**Document segment:**
"""

After her husband Ferenc Nádasdy's death, Erzsébet quarrels with his scheming friend György Thurzó, who tries to proposition her at her husband's funeral. Thurzo's lover, who is gifted with herbs, offers to help him get revenge for the rejection. Soon afterward, Erzsebet begins to have surreal visions and episodes. In one of these, she stabs a woman to death with scissors. Afterwards, she confesses to Darvulia that she can no longer tell dream from reality. Darvulia discovers that someone has been placing hallucinogenic mushrooms in Erzsébet's drinks; Erzsébet cannot remember clearly and believes Darvulia responsible. She has the woman thrown out. Thurzó and his wife then capture Darvulia and torture her, cutting out her tongue. Before she dies, she writes Thurzó's name in blood on her cell wall. Erzsébet swears vengeance on him.

Thurzó enlists Erzsébet's sons-in-law and other allies to prosecute her for witchcraft. When their plans repeatedly fail, they nonetheless capture the Countess and torture members of her household to try to obtain incriminating information. The servants are then executed for their alleged crimes, and Erzsébet is imprisoned. Despairing over her separation from her son, she lies on her bed and begins to sing a hymn; the flames from her candles rise and engulf her in flames. Upon hearing of her death, Thurzo concedes that she has once again made the move he least expected, as when they once played chess together, and admits that he has always loved her.

==Production==
Juraj Jakubisko declared in an interview:

I decided to make this film because Countess Elizabeth Báthory is the most famous Hungarian aristocrat that lived in what is Slovakia today. She is so well known that she is also included in the Guinness Book of World Records as the world's most prolific mass murderer. She supposedly murdered 650 people during her lifetime. The film is essentially a mix of genres. What is interesting about this story is that it doesn't even lack humour and it is also a kind of crime story as there are two monks investigating what is actually going on with Báthory. But there is also political intrigue, and the drama of an intelligent woman too weak to face all the odds she had to face... It is the story of a woman, Elizabeth Bathory, who, in short, was unfortunate to have been born at the wrong time in history.

===Casting===
In late January 2006, Famke Janssen was announced to play Báthory, and her photos with Jakubisko showed up in the media. Her first appearance was planned for 6 March 2006. Meanwhile other sequences (those not involving her) were being shot. Around 8 March 2006, news agencies reported that Janssen had been replaced by the English actress Anna Friel.

"""

**Directions:**
a - In the Báthory film text, what does Darvulia write on her cell wall before she dies?
b - Copy the passage of the Báthory film text starting at "I decided to" and ending at "time in history.".

**Raw data:**
"""

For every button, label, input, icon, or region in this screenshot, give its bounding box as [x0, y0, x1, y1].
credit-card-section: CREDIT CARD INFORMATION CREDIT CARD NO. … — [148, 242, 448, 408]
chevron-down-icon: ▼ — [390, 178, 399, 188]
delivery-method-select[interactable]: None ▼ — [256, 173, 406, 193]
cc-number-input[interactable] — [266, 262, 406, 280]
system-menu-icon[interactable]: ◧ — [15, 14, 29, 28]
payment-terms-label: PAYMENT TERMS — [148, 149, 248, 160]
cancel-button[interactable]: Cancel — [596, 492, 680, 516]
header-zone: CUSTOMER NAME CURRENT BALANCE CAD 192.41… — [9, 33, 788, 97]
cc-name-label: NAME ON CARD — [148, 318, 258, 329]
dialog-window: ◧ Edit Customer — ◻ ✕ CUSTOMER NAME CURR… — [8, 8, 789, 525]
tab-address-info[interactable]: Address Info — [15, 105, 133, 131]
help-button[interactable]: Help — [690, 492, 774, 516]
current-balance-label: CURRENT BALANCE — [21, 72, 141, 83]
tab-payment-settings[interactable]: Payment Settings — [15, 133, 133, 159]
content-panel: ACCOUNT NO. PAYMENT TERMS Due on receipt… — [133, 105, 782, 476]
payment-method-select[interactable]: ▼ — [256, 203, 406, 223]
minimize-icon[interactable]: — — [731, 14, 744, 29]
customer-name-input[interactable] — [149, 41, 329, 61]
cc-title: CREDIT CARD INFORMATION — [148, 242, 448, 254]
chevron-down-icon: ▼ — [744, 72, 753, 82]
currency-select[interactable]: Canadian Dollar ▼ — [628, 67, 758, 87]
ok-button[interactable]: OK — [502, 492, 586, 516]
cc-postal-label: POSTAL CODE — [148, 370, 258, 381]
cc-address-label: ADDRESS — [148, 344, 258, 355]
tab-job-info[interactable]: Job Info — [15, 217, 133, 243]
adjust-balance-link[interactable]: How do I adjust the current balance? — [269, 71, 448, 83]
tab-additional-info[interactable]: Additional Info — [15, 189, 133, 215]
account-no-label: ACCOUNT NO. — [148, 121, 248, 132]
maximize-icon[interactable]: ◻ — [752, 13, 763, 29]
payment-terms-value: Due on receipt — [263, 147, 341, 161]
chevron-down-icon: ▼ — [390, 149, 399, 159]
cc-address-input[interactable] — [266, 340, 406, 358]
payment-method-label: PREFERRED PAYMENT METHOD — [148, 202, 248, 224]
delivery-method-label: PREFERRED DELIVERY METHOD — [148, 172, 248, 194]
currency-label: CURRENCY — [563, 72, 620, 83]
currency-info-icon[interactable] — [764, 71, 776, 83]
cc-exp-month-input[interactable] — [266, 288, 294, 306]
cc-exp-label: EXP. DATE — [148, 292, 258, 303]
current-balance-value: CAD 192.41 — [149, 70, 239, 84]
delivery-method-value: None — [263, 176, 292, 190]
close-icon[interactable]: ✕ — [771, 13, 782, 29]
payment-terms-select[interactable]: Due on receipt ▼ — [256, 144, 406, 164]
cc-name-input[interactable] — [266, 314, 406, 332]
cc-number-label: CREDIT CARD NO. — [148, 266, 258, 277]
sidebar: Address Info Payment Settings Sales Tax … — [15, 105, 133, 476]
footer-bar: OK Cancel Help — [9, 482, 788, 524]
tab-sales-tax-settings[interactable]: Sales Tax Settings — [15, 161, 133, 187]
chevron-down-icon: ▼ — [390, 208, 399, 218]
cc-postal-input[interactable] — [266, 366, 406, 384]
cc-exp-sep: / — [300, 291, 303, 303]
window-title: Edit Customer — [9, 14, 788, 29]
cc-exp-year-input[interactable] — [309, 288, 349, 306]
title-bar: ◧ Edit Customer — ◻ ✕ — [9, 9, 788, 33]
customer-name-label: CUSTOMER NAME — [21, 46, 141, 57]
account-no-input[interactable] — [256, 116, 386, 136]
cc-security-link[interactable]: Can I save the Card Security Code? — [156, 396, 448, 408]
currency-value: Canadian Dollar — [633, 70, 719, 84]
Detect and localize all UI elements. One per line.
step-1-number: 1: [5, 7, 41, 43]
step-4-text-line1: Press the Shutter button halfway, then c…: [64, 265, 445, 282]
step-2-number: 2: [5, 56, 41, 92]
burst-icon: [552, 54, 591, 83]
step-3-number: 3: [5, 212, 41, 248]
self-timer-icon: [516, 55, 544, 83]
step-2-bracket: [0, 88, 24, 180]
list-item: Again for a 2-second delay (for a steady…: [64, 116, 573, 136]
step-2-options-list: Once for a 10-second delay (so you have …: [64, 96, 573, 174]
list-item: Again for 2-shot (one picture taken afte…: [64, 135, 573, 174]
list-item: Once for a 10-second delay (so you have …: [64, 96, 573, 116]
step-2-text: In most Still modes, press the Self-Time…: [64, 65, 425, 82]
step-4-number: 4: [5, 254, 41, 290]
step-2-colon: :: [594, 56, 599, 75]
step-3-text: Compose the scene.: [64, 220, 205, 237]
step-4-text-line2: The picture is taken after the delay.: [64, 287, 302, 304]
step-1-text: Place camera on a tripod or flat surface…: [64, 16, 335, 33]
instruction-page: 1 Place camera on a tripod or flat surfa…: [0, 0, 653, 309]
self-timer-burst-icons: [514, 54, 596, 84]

"""

**Task results:**
a - She writes Thurzó's name in blood.

b -
I decided to make this film because Countess Elizabeth Báthory is the most famous Hungarian aristocrat that lived in what is Slovakia today. She is so well known that she is also included in the Guinness Book of World Records as the world's most prolific mass murderer. She supposedly murdered 650 people during her lifetime. The film is essentially a mix of genres. What is interesting about this story is that it doesn't even lack humour and it is also a kind of crime story as there are two monks investigating what is actually going on with Báthory. But there is also political intrigue, and the drama of an intelligent woman too weak to face all the odds she had to face... It is the story of a woman, Elizabeth Bathory, who, in short, was unfortunate to have been born at the wrong time in history.